■ Short problem ■
Each of the entries should be retyped precisely as it appears.

▽

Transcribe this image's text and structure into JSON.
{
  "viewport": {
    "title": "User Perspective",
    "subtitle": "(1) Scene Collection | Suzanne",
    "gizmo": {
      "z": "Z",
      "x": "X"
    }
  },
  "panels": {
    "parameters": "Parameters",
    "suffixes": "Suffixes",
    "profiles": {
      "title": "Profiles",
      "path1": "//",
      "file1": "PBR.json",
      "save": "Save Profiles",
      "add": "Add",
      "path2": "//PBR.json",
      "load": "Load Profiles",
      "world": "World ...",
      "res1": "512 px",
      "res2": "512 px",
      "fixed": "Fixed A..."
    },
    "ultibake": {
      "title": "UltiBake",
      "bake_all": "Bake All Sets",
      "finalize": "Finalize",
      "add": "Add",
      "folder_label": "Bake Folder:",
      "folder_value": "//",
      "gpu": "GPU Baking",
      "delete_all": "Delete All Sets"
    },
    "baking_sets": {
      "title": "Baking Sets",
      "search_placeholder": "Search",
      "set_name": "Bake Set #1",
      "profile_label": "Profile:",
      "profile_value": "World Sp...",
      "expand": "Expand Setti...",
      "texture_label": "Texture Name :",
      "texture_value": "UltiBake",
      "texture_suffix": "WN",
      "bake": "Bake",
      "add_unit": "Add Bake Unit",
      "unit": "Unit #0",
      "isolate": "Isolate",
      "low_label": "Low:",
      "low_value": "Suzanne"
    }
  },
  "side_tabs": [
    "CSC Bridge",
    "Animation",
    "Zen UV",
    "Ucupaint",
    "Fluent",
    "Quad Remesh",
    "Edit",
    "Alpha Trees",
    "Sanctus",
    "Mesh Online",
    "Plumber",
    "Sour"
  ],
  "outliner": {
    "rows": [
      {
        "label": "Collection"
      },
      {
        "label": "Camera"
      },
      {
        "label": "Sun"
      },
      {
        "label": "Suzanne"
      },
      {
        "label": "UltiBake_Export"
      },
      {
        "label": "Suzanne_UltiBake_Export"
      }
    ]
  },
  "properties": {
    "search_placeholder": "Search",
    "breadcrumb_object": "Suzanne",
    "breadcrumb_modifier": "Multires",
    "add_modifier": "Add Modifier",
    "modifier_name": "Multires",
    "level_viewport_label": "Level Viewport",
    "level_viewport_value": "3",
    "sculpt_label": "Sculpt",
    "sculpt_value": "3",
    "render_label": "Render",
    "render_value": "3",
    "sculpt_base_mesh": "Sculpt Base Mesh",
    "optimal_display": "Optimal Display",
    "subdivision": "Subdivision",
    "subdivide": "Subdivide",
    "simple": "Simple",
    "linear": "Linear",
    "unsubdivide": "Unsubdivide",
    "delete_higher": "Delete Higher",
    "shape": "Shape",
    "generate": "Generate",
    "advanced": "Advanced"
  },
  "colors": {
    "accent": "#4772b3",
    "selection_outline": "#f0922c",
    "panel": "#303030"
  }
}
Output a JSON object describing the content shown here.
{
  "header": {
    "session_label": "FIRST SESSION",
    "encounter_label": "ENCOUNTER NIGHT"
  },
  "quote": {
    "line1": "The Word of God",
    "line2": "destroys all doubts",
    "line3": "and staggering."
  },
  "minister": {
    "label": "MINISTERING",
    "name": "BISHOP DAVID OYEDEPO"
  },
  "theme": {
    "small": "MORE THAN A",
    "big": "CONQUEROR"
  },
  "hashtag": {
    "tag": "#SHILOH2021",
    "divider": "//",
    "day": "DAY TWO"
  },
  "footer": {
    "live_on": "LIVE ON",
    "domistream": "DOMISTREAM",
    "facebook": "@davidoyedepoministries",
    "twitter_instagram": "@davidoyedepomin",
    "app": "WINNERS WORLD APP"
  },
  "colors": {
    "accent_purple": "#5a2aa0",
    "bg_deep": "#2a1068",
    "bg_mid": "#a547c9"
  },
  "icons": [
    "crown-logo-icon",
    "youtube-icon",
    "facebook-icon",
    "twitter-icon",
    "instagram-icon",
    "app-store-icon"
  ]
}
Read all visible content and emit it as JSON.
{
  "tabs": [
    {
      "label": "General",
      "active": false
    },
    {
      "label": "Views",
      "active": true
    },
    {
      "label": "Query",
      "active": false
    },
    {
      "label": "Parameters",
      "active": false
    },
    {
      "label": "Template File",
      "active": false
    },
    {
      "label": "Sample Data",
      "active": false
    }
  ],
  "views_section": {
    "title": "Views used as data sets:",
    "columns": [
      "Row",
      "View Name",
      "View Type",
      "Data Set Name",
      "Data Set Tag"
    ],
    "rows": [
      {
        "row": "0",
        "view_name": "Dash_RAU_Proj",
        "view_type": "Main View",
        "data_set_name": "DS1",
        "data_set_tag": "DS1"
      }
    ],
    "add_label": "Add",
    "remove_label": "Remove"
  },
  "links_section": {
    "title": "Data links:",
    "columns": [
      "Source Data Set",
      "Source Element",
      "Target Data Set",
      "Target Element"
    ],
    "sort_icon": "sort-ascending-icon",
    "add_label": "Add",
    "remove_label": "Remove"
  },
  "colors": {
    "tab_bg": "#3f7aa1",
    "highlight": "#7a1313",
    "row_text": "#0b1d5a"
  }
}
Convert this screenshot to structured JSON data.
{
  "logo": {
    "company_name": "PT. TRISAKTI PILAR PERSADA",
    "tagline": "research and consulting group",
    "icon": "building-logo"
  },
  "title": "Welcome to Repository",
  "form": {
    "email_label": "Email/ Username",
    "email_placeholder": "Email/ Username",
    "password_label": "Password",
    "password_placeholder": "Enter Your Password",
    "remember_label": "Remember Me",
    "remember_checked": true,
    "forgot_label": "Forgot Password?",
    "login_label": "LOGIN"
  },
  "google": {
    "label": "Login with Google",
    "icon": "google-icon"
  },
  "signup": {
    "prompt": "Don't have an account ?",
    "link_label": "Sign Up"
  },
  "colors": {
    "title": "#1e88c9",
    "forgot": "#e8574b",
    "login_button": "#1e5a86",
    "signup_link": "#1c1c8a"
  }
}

△

■ Result for this exercise ■
Transcribe this image's text and structure into JSON.
{
  "viewport": {
    "title": "User Perspective",
    "subtitle": "(1) Scene Collection | Suzanne",
    "gizmo": {
      "z": "Z",
      "x": "X"
    }
  },
  "panels": {
    "parameters": "Parameters",
    "suffixes": "Suffixes",
    "profiles": {
      "title": "Profiles",
      "path1": "//",
      "file1": "PBR.json",
      "save": "Save Profiles",
      "add": "Add",
      "path2": "//PBR.json",
      "load": "Load Profiles",
      "world": "World ...",
      "res1": "512 px",
      "res2": "512 px",
      "fixed": "Fixed A..."
    },
    "ultibake": {
      "title": "UltiBake",
      "bake_all": "Bake All Sets",
      "finalize": "Finalize",
      "add": "Add",
      "folder_label": "Bake Folder:",
      "folder_value": "//",
      "gpu": "GPU Baking",
      "delete_all": "Delete All Sets"
    },
    "baking_sets": {
      "title": "Baking Sets",
      "search_placeholder": "Search",
      "set_name": "Bake Set #1",
      "profile_label": "Profile:",
      "profile_value": "World Sp...",
      "expand": "Expand Setti...",
      "texture_label": "Texture Name :",
      "texture_value": "UltiBake",
      "texture_suffix": "WN",
      "bake": "Bake",
      "add_unit": "Add Bake Unit",
      "unit": "Unit #0",
      "isolate": "Isolate",
      "low_label": "Low:",
      "low_value": "Suzanne"
    }
  },
  "side_tabs": [
    "CSC Bridge",
    "Animation",
    "Zen UV",
    "Ucupaint",
    "Fluent",
    "Quad Remesh",
    "Edit",
    "Alpha Trees",
    "Sanctus",
    "Mesh Online",
    "Plumber",
    "Sour"
  ],
  "outliner": {
    "rows": [
      {
        "label": "Collection"
      },
      {
        "label": "Camera"
      },
      {
        "label": "Sun"
      },
      {
        "label": "Suzanne"
      },
      {
        "label": "UltiBake_Export"
      },
      {
        "label": "Suzanne_UltiBake_Export"
      }
    ]
  },
  "properties": {
    "search_placeholder": "Search",
    "breadcrumb_object": "Suzanne",
    "breadcrumb_modifier": "Multires",
    "add_modifier": "Add Modifier",
    "modifier_name": "Multires",
    "level_viewport_label": "Level Viewport",
    "level_viewport_value": "3",
    "sculpt_label": "Sculpt",
    "sculpt_value": "3",
    "render_label": "Render",
    "render_value": "3",
    "sculpt_base_mesh": "Sculpt Base Mesh",
    "optimal_display": "Optimal Display",
    "subdivision": "Subdivision",
    "subdivide": "Subdivide",
    "simple": "Simple",
    "linear": "Linear",
    "unsubdivide": "Unsubdivide",
    "delete_higher": "Delete Higher",
    "shape": "Shape",
    "generate": "Generate",
    "advanced": "Advanced"
  },
  "colors": {
    "accent": "#4772b3",
    "selection_outline": "#f0922c",
    "panel": "#303030"
  }
}
Output a JSON object describing the content shown here.
{
  "header": {
    "session_label": "FIRST SESSION",
    "encounter_label": "ENCOUNTER NIGHT"
  },
  "quote": {
    "line1": "The Word of God",
    "line2": "destroys all doubts",
    "line3": "and staggering."
  },
  "minister": {
    "label": "MINISTERING",
    "name": "BISHOP DAVID OYEDEPO"
  },
  "theme": {
    "small": "MORE THAN A",
    "big": "CONQUEROR"
  },
  "hashtag": {
    "tag": "#SHILOH2021",
    "divider": "//",
    "day": "DAY TWO"
  },
  "footer": {
    "live_on": "LIVE ON",
    "domistream": "DOMISTREAM",
    "facebook": "@davidoyedepoministries",
    "twitter_instagram": "@davidoyedepomin",
    "app": "WINNERS WORLD APP"
  },
  "colors": {
    "accent_purple": "#5a2aa0",
    "bg_deep": "#2a1068",
    "bg_mid": "#a547c9"
  },
  "icons": [
    "crown-logo-icon",
    "youtube-icon",
    "facebook-icon",
    "twitter-icon",
    "instagram-icon",
    "app-store-icon"
  ]
}
Read all visible content and emit it as JSON.
{
  "tabs": [
    {
      "label": "General",
      "active": false
    },
    {
      "label": "Views",
      "active": true
    },
    {
      "label": "Query",
      "active": false
    },
    {
      "label": "Parameters",
      "active": false
    },
    {
      "label": "Template File",
      "active": false
    },
    {
      "label": "Sample Data",
      "active": false
    }
  ],
  "views_section": {
    "title": "Views used as data sets:",
    "columns": [
      "Row",
      "View Name",
      "View Type",
      "Data Set Name",
      "Data Set Tag"
    ],
    "rows": [
      {
        "row": "0",
        "view_name": "Dash_RAU_Proj",
        "view_type": "Main View",
        "data_set_name": "DS1",
        "data_set_tag": "DS1"
      }
    ],
    "add_label": "Add",
    "remove_label": "Remove"
  },
  "links_section": {
    "title": "Data links:",
    "columns": [
      "Source Data Set",
      "Source Element",
      "Target Data Set",
      "Target Element"
    ],
    "sort_icon": "sort-ascending-icon",
    "add_label": "Add",
    "remove_label": "Remove"
  },
  "colors": {
    "tab_bg": "#3f7aa1",
    "highlight": "#7a1313",
    "row_text": "#0b1d5a"
  }
}
Convert this screenshot to structured JSON data.
{
  "logo": {
    "company_name": "PT. TRISAKTI PILAR PERSADA",
    "tagline": "research and consulting group",
    "icon": "building-logo"
  },
  "title": "Welcome to Repository",
  "form": {
    "email_label": "Email/ Username",
    "email_placeholder": "Email/ Username",
    "password_label": "Password",
    "password_placeholder": "Enter Your Password",
    "remember_label": "Remember Me",
    "remember_checked": true,
    "forgot_label": "Forgot Password?",
    "login_label": "LOGIN"
  },
  "google": {
    "label": "Login with Google",
    "icon": "google-icon"
  },
  "signup": {
    "prompt": "Don't have an account ?",
    "link_label": "Sign Up"
  },
  "colors": {
    "title": "#1e88c9",
    "forgot": "#e8574b",
    "login_button": "#1e5a86",
    "signup_link": "#1c1c8a"
  }
}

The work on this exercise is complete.